## PROBLEM DETAILS
Reproduce all of the listing below without alteration.

## THE RECORDS
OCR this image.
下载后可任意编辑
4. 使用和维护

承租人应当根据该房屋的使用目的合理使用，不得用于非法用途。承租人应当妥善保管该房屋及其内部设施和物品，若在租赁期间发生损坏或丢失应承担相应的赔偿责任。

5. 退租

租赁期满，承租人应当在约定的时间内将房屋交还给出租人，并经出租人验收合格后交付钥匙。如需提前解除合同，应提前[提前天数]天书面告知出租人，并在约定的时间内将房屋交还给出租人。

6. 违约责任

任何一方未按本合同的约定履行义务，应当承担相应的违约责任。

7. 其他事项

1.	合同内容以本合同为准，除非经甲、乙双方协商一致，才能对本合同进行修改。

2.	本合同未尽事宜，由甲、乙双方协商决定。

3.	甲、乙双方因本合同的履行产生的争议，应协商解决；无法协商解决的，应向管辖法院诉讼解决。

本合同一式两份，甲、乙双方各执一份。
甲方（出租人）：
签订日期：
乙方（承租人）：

## PROBLEM SOLUTION
OCR this image.
下载后可任意编辑
4. 使用和维护

承租人应当根据该房屋的使用目的合理使用，不得用于非法用途。承租人应当妥善保管该房屋及其内部设施和物品，若在租赁期间发生损坏或丢失应承担相应的赔偿责任。

5. 退租

租赁期满，承租人应当在约定的时间内将房屋交还给出租人，并经出租人验收合格后交付钥匙。如需提前解除合同，应提前[提前天数]天书面告知出租人，并在约定的时间内将房屋交还给出租人。

6. 违约责任

任何一方未按本合同的约定履行义务，应当承担相应的违约责任。

7. 其他事项

1.	合同内容以本合同为准，除非经甲、乙双方协商一致，才能对本合同进行修改。

2.	本合同未尽事宜，由甲、乙双方协商决定。

3.	甲、乙双方因本合同的履行产生的争议，应协商解决；无法协商解决的，应向管辖法院诉讼解决。

本合同一式两份，甲、乙双方各执一份。
甲方（出租人）：
签订日期：
乙方（承租人）：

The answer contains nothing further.